** start of Listed records **

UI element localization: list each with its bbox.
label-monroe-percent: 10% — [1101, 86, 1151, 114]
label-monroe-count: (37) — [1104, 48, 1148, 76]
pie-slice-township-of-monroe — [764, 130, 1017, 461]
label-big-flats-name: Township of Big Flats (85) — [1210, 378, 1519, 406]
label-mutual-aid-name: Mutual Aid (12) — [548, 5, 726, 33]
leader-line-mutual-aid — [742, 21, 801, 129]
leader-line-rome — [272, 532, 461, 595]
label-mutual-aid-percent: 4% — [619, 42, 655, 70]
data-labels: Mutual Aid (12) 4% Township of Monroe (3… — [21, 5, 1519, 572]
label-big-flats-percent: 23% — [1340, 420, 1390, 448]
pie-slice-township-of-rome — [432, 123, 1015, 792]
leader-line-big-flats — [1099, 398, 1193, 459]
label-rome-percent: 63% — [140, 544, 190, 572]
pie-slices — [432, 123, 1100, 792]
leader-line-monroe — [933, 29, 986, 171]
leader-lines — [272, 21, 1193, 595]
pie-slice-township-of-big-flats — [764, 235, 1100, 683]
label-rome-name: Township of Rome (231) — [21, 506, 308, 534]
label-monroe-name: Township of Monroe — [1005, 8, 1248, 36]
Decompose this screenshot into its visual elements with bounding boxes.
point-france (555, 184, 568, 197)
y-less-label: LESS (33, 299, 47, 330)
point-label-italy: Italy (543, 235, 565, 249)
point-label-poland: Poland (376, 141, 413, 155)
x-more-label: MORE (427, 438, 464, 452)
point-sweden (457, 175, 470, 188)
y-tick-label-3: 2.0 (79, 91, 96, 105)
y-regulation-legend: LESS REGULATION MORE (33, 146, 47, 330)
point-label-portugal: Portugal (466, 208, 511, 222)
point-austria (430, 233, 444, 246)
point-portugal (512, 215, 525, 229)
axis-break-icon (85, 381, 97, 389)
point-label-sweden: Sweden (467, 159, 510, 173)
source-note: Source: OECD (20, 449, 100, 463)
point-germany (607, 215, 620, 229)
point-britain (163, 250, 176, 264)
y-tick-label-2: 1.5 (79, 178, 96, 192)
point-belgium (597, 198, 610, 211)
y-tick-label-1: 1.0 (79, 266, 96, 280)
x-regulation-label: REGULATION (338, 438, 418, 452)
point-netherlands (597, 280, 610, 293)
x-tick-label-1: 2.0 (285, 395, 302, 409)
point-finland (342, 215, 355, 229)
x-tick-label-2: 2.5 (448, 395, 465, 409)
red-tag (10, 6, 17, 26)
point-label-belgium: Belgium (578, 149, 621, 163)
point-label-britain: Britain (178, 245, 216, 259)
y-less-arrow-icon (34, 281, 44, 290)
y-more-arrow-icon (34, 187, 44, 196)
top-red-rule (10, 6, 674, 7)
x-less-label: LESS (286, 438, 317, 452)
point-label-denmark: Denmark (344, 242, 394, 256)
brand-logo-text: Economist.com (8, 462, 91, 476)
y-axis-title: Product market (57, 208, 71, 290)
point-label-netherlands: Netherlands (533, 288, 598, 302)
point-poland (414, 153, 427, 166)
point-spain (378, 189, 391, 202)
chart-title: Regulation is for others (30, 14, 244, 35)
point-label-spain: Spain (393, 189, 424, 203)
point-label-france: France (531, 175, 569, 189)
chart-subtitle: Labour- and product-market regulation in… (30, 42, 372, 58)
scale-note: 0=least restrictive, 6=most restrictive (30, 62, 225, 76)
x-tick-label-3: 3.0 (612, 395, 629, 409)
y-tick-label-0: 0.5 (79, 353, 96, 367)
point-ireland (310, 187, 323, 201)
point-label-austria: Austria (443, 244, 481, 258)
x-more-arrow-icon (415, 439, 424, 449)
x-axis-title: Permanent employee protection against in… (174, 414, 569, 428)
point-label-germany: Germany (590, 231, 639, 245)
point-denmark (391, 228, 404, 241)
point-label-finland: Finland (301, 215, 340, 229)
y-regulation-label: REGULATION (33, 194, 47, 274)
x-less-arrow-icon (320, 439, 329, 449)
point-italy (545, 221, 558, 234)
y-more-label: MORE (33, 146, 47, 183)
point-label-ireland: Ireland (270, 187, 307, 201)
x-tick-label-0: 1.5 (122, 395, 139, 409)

** end of Listed records **

▸ **Aim of the exercise**
Copy every row above word for word, keeping each one unchanged and in its original order.

▸ **Answer below**
UI element localization: list each with its bbox.
label-monroe-percent: 10% — [1101, 86, 1151, 114]
label-monroe-count: (37) — [1104, 48, 1148, 76]
pie-slice-township-of-monroe — [764, 130, 1017, 461]
label-big-flats-name: Township of Big Flats (85) — [1210, 378, 1519, 406]
label-mutual-aid-name: Mutual Aid (12) — [548, 5, 726, 33]
leader-line-mutual-aid — [742, 21, 801, 129]
leader-line-rome — [272, 532, 461, 595]
label-mutual-aid-percent: 4% — [619, 42, 655, 70]
data-labels: Mutual Aid (12) 4% Township of Monroe (3… — [21, 5, 1519, 572]
label-big-flats-percent: 23% — [1340, 420, 1390, 448]
pie-slice-township-of-rome — [432, 123, 1015, 792]
leader-line-big-flats — [1099, 398, 1193, 459]
label-rome-percent: 63% — [140, 544, 190, 572]
pie-slices — [432, 123, 1100, 792]
leader-line-monroe — [933, 29, 986, 171]
leader-lines — [272, 21, 1193, 595]
pie-slice-township-of-big-flats — [764, 235, 1100, 683]
label-rome-name: Township of Rome (231) — [21, 506, 308, 534]
label-monroe-name: Township of Monroe — [1005, 8, 1248, 36]
Decompose this screenshot into its visual elements with bounding boxes.
point-france (555, 184, 568, 197)
y-less-label: LESS (33, 299, 47, 330)
point-label-italy: Italy (543, 235, 565, 249)
point-label-poland: Poland (376, 141, 413, 155)
x-more-label: MORE (427, 438, 464, 452)
point-sweden (457, 175, 470, 188)
y-tick-label-3: 2.0 (79, 91, 96, 105)
y-regulation-legend: LESS REGULATION MORE (33, 146, 47, 330)
point-label-portugal: Portugal (466, 208, 511, 222)
point-austria (430, 233, 444, 246)
point-portugal (512, 215, 525, 229)
axis-break-icon (85, 381, 97, 389)
point-label-sweden: Sweden (467, 159, 510, 173)
source-note: Source: OECD (20, 449, 100, 463)
point-germany (607, 215, 620, 229)
point-britain (163, 250, 176, 264)
y-tick-label-2: 1.5 (79, 178, 96, 192)
point-belgium (597, 198, 610, 211)
y-tick-label-1: 1.0 (79, 266, 96, 280)
x-regulation-label: REGULATION (338, 438, 418, 452)
point-netherlands (597, 280, 610, 293)
x-tick-label-1: 2.0 (285, 395, 302, 409)
point-finland (342, 215, 355, 229)
x-tick-label-2: 2.5 (448, 395, 465, 409)
red-tag (10, 6, 17, 26)
point-label-belgium: Belgium (578, 149, 621, 163)
point-label-britain: Britain (178, 245, 216, 259)
y-less-arrow-icon (34, 281, 44, 290)
y-more-arrow-icon (34, 187, 44, 196)
top-red-rule (10, 6, 674, 7)
x-less-label: LESS (286, 438, 317, 452)
point-label-denmark: Denmark (344, 242, 394, 256)
brand-logo-text: Economist.com (8, 462, 91, 476)
y-axis-title: Product market (57, 208, 71, 290)
point-label-netherlands: Netherlands (533, 288, 598, 302)
point-poland (414, 153, 427, 166)
point-spain (378, 189, 391, 202)
chart-title: Regulation is for others (30, 14, 244, 35)
point-label-spain: Spain (393, 189, 424, 203)
point-label-france: France (531, 175, 569, 189)
chart-subtitle: Labour- and product-market regulation in… (30, 42, 372, 58)
scale-note: 0=least restrictive, 6=most restrictive (30, 62, 225, 76)
x-tick-label-3: 3.0 (612, 395, 629, 409)
y-tick-label-0: 0.5 (79, 353, 96, 367)
point-ireland (310, 187, 323, 201)
point-label-austria: Austria (443, 244, 481, 258)
x-more-arrow-icon (415, 439, 424, 449)
x-axis-title: Permanent employee protection against in… (174, 414, 569, 428)
point-label-germany: Germany (590, 231, 639, 245)
point-denmark (391, 228, 404, 241)
point-label-finland: Finland (301, 215, 340, 229)
y-regulation-label: REGULATION (33, 194, 47, 274)
x-less-arrow-icon (320, 439, 329, 449)
point-italy (545, 221, 558, 234)
y-more-label: MORE (33, 146, 47, 183)
point-label-ireland: Ireland (270, 187, 307, 201)
x-tick-label-0: 1.5 (122, 395, 139, 409)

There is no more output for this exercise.